[Dataset items]
..............................

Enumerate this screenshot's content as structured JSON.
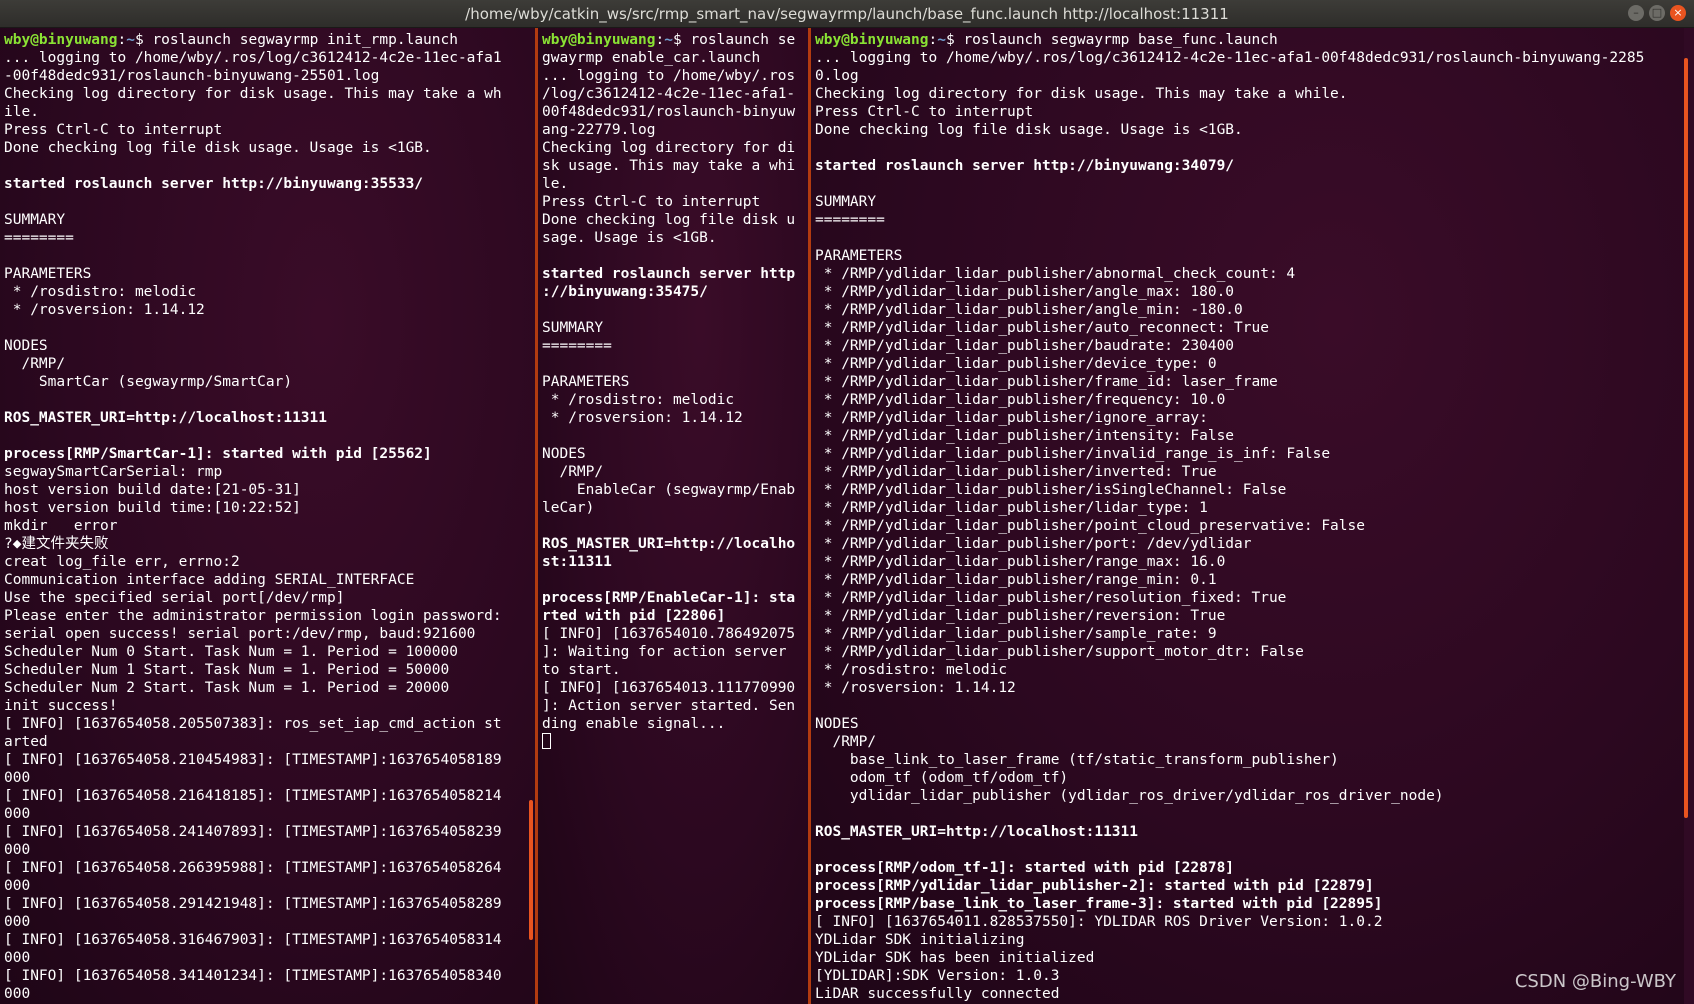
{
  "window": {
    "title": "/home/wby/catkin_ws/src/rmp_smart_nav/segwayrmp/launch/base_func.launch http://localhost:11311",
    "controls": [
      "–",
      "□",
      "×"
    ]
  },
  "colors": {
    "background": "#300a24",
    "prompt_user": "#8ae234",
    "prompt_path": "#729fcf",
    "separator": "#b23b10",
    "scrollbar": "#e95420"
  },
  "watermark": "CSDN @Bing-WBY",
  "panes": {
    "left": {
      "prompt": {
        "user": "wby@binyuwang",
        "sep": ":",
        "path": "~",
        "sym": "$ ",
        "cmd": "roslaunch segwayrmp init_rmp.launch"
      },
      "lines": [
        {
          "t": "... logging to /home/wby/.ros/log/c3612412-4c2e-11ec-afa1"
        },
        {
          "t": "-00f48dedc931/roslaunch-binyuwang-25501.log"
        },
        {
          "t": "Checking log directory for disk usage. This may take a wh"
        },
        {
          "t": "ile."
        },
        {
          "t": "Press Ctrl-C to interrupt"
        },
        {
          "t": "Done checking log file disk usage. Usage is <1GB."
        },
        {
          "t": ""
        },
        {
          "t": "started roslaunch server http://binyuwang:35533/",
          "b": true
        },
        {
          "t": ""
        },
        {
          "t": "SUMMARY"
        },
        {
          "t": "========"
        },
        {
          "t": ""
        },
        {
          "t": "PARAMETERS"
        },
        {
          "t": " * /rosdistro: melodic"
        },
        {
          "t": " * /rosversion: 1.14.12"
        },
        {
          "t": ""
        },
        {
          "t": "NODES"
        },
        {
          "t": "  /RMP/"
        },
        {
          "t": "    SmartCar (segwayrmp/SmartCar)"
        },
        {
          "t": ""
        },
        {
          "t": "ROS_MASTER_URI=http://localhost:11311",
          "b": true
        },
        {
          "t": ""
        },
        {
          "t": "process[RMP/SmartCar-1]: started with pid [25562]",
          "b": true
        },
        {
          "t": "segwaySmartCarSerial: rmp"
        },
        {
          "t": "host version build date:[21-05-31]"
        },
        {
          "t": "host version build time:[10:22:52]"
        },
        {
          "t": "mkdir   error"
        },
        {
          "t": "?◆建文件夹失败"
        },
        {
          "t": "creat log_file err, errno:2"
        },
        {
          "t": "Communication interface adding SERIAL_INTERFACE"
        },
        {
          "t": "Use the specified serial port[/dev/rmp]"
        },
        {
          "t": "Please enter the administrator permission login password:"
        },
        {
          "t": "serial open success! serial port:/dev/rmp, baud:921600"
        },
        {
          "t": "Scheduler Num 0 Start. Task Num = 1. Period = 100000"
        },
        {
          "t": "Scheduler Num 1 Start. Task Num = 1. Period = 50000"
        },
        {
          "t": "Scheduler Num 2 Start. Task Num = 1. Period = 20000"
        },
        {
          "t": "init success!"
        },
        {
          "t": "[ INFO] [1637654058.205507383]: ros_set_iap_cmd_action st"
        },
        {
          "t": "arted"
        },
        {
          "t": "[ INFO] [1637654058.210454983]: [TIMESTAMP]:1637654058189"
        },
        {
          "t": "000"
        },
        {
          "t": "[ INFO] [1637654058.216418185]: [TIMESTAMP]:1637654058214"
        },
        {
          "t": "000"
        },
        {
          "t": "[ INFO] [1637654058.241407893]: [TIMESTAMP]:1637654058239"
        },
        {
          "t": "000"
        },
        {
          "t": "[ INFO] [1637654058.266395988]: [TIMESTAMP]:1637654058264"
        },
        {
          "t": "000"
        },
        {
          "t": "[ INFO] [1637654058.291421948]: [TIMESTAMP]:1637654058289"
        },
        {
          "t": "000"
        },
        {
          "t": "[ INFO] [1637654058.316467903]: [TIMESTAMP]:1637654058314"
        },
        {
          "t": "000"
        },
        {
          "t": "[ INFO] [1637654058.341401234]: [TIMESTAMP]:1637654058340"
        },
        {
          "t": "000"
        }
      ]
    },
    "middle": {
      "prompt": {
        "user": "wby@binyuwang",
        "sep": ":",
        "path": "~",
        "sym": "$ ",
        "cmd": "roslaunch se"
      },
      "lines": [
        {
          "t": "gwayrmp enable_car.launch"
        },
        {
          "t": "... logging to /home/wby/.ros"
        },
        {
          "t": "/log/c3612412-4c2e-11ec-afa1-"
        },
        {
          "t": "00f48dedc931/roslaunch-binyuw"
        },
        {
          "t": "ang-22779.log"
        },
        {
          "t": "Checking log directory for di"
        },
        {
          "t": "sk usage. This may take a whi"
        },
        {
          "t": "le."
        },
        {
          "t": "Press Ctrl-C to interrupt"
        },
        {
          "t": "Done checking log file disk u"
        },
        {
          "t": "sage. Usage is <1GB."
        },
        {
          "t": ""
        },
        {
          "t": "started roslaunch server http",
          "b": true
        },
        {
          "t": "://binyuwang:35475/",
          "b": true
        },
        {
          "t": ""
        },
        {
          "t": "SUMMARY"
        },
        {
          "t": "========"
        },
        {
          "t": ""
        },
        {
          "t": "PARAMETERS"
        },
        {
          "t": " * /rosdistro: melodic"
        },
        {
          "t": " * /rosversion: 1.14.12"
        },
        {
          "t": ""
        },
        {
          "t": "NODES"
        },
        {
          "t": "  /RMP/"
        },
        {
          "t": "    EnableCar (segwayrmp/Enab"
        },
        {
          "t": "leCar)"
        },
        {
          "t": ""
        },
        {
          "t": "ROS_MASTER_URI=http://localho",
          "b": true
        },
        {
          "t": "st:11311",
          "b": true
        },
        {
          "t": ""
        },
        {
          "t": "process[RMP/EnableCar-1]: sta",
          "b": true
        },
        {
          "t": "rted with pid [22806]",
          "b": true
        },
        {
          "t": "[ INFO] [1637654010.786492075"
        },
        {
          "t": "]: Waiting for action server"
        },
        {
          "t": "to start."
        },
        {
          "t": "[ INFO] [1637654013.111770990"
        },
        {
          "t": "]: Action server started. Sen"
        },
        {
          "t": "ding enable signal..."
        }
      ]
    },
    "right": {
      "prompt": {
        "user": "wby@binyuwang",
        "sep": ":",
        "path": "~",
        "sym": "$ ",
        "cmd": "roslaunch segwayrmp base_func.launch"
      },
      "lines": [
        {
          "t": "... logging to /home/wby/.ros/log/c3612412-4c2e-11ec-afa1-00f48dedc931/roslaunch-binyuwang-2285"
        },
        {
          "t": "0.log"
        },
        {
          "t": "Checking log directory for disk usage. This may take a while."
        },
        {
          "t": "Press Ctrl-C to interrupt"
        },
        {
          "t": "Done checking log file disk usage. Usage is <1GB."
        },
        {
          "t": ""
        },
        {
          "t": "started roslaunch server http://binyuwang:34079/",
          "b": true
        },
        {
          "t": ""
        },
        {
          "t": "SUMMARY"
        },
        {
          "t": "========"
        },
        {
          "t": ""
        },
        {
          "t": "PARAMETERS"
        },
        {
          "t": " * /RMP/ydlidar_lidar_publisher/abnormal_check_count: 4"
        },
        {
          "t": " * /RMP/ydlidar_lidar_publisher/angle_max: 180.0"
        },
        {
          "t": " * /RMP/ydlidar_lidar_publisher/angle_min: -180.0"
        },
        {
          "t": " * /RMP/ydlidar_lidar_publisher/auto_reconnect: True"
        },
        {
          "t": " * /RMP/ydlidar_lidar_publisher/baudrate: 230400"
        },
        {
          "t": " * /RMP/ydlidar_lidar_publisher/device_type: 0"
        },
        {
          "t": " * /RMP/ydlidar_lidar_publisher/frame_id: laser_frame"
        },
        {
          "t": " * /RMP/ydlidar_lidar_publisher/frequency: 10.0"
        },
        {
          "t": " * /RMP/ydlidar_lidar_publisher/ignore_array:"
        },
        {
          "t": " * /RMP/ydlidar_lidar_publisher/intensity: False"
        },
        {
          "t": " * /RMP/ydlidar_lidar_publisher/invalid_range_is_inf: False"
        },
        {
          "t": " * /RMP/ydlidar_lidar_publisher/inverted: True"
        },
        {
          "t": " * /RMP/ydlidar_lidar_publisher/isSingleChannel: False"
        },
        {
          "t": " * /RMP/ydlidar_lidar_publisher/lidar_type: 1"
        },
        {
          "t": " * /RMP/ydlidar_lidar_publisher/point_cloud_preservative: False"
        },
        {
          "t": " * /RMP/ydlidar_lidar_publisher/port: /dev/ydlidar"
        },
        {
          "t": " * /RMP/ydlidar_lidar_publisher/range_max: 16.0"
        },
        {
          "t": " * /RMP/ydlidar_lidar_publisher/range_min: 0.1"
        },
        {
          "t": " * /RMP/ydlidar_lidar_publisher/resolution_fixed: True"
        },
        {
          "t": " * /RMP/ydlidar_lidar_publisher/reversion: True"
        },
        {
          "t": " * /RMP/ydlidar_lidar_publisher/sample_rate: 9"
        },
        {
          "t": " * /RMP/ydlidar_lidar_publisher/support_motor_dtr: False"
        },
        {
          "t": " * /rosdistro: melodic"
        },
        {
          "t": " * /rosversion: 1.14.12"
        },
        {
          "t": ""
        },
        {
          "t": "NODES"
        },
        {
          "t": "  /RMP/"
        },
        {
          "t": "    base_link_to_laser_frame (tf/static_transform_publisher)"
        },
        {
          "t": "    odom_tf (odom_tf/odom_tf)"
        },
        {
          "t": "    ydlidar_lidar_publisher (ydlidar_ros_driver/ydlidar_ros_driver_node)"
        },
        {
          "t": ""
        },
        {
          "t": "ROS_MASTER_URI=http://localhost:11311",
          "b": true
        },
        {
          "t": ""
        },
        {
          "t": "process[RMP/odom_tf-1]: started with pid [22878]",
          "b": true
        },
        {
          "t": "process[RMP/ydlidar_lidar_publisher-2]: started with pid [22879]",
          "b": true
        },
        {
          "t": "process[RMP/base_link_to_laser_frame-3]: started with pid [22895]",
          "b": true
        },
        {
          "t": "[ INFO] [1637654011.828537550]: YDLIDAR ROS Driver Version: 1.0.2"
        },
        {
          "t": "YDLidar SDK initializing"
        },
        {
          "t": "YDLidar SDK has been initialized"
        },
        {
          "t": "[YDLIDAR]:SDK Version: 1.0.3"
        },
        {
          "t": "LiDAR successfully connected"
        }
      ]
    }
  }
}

..............................

#### Your task
Isolate the lines above that contain the word "segwayrmp" and copy them.

#### Worked answer
    "title": "/home/wby/catkin_ws/src/rmp_smart_nav/segwayrmp/launch/base_func.launch http://localhost:11311",
        "cmd": "roslaunch segwayrmp init_rmp.launch"
          "t": "    SmartCar (segwayrmp/SmartCar)"
          "t": "    EnableCar (segwayrmp/Enab"
        "cmd": "roslaunch segwayrmp base_func.launch"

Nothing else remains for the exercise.